— BEGIN EXTRACTED RECORDS —

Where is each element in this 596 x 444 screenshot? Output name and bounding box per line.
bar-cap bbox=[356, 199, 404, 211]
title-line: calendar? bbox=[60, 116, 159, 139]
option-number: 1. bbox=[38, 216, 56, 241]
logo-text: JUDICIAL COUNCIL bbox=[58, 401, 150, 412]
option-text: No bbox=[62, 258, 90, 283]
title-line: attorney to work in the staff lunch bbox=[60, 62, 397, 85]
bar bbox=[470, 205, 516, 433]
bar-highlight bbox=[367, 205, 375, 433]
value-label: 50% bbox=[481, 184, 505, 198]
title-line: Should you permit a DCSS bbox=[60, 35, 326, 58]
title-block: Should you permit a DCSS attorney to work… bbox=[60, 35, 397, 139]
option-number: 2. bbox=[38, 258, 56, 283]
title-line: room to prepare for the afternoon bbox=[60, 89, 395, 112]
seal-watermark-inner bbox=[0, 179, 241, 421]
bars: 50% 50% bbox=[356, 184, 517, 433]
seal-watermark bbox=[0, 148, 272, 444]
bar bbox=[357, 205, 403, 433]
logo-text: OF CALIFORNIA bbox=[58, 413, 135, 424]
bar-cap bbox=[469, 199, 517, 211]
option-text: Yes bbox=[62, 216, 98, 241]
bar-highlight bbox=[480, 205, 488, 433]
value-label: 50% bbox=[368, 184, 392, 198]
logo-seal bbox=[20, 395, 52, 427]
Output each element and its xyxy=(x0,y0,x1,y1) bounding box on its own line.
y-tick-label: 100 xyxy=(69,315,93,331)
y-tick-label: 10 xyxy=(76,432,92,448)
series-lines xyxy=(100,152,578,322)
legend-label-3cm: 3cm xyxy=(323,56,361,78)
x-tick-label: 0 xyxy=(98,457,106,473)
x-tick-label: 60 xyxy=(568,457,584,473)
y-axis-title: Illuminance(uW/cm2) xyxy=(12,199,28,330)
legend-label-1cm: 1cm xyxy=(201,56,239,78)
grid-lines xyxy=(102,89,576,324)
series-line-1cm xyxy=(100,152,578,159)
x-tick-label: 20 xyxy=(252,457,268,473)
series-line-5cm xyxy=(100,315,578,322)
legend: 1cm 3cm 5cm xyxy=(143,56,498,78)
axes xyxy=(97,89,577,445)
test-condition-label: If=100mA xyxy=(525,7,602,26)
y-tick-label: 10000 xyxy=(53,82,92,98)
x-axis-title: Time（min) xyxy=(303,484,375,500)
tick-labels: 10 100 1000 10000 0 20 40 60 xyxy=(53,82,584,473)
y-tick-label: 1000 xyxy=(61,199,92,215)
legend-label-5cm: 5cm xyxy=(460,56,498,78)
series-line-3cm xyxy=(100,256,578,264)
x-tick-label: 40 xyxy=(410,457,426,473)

— END EXTRACTED RECORDS —

TASK TO COMPLETE: Render the records as a numbered list, from the first line through the line containing "logo-text: JUDICIAL COUNCIL", including both, and leave out any blank lines.

ANSWER TO THE PROBLEM:
1. Where is each element in this 596 x 444 screenshot? Output name and bounding box per line.
2. bar-cap bbox=[356, 199, 404, 211]
3. title-line: calendar? bbox=[60, 116, 159, 139]
4. option-number: 1. bbox=[38, 216, 56, 241]
5. logo-text: JUDICIAL COUNCIL bbox=[58, 401, 150, 412]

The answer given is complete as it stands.